Delaying action at transaction commit
Solution ·I am designing a back-end where Database contention is the number-one issue for scalability.
We use those darn distributed transactions and therefore I do not know how long the transaction my component is participating into will last. If a transaction remains open for a few seconds, many of those would create contention in the Database my component is using. This will result in dead-locks, time-outs and scalability would go out of the window.
I didn’t want to go the all no-sql way and forgo any transaction management. The crux of the deal is that during one of those distributed transaction, we are inserting one record while a recurrent task performs a large and complicated select on the entire table. I though if I could wait long enough to insert, until the end of the transaction, I would reduce the contention. Here is how to do it.

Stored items

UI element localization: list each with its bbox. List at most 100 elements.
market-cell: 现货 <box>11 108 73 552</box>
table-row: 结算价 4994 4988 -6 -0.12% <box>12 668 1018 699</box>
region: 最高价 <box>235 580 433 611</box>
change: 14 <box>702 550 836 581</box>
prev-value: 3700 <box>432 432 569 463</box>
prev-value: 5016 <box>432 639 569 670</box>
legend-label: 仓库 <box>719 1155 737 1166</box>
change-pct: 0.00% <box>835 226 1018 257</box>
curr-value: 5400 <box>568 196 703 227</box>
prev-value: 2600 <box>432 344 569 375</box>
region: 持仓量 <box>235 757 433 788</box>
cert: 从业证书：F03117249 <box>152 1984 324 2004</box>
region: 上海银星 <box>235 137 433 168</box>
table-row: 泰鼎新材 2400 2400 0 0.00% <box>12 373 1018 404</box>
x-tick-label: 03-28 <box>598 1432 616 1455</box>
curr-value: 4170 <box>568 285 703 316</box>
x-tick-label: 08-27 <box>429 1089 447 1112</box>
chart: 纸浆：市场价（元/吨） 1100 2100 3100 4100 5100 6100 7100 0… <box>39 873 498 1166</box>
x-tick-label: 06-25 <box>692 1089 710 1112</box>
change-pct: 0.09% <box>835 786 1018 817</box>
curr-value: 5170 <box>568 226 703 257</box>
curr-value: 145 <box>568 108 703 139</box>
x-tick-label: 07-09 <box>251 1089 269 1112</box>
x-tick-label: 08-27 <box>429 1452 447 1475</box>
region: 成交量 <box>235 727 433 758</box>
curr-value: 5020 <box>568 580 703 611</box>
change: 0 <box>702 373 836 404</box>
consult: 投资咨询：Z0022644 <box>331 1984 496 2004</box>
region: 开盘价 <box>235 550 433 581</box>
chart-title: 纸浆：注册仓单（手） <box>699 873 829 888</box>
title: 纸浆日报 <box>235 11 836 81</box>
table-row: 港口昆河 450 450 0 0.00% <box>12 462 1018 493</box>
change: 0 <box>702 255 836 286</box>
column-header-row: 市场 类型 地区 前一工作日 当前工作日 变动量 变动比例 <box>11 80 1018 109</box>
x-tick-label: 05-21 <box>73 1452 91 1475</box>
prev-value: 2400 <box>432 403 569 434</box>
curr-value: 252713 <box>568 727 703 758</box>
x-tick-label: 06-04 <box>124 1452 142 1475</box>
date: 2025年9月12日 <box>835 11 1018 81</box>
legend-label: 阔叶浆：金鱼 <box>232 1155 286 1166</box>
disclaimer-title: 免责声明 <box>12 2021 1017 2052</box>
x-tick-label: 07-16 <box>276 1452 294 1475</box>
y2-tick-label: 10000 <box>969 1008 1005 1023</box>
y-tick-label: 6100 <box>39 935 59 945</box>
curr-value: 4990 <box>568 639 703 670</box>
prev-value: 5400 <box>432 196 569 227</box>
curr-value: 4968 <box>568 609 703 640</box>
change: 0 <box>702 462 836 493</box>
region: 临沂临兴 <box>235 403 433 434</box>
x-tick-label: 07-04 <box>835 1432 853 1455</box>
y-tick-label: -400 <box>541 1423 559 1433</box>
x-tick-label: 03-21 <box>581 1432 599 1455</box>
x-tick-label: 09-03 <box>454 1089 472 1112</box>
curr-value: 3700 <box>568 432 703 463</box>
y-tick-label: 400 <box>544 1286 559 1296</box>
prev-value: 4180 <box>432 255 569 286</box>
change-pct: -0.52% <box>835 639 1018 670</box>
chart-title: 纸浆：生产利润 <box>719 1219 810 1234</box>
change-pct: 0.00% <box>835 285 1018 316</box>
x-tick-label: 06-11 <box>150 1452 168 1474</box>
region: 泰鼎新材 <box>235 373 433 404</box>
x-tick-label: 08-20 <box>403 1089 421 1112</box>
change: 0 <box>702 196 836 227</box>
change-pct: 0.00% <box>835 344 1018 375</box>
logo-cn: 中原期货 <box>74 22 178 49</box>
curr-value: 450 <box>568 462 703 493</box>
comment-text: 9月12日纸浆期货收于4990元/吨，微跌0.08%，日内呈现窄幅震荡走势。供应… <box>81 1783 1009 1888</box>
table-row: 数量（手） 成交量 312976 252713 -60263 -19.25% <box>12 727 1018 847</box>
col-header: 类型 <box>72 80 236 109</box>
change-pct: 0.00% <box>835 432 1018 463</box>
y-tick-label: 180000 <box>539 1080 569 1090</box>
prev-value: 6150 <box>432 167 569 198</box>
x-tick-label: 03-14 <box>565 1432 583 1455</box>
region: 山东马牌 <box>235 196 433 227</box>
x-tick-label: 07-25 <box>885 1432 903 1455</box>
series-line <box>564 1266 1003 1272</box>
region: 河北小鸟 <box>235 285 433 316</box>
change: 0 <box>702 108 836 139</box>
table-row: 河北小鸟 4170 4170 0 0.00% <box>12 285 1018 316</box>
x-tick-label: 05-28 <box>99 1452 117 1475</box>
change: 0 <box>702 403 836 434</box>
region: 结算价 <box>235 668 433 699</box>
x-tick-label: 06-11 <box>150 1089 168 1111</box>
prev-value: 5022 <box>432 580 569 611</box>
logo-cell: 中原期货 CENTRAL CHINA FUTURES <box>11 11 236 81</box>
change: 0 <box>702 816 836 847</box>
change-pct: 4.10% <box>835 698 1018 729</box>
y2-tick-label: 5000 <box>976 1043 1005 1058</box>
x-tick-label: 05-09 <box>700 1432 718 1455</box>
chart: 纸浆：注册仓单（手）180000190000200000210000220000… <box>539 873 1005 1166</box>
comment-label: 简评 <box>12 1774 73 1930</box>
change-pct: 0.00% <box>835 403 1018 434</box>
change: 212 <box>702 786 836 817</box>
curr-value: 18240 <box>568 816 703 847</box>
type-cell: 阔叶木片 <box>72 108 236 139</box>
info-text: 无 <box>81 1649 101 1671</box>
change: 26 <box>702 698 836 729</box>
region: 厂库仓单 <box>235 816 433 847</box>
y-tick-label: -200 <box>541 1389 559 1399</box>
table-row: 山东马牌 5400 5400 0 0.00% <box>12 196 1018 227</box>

Work item A: Reproduce the passage on delaying action at transaction commit from "We use those" to "how to do it.".
Work item B: Write the next part of the passage on delaying action at transaction commit, beginning after its final sentence.
The records have no connection to the passage on delaying action at transaction commit.

Exercise response A:
We use those darn distributed transactions and therefore I do not know how long the transaction my component is participating into will last. If a transaction remains open for a few seconds, many of those would create contention in the Database my component is using. This will result in dead-locks, time-outs and scalability would go out of the window.
I didn’t want to go the all no-sql way and forgo any transaction management. The crux of the deal is that during one of those distributed transaction, we are inserting one record while a recurrent task performs a large and complicated select on the entire table. I though if I could wait long enough to insert, until the end of the transaction, I would reduce the contention. Here is how to do it.

Exercise response B:
First, what you do not want to do is to hook on the TransactionCompleted event of the Transaction.Current object. It is tempting, it is easy, it is right at hand, but it doesn’t work. Well… it works but whatever code you run in the event handler will exist outside the transaction since as the name of the event suggests, the transaction has already completed by then. The point of using transaction is to have many actions being atomically bundled so I didn’t want to have a key operation happening outside the transaction.
The real solution isn’t that much more complicated actually. Check out Transaction.Current.EnlistVolatile. This method allow you to hook yourself in the transaction process. You basically become a transaction participant. We use the volatile version of the method since we do not want to appear as a durable participant since that would involve us being able, like the antic Pheonix, to be born again from our ashes if the process fail. No need for that, I was happy for this to work only if the original process stayed online for the duration of the transaction.
public Enlistment EnlistVolatile( IEnlistmentNotification enlistmentNotification, EnlistmentOptions enlistmentOptions )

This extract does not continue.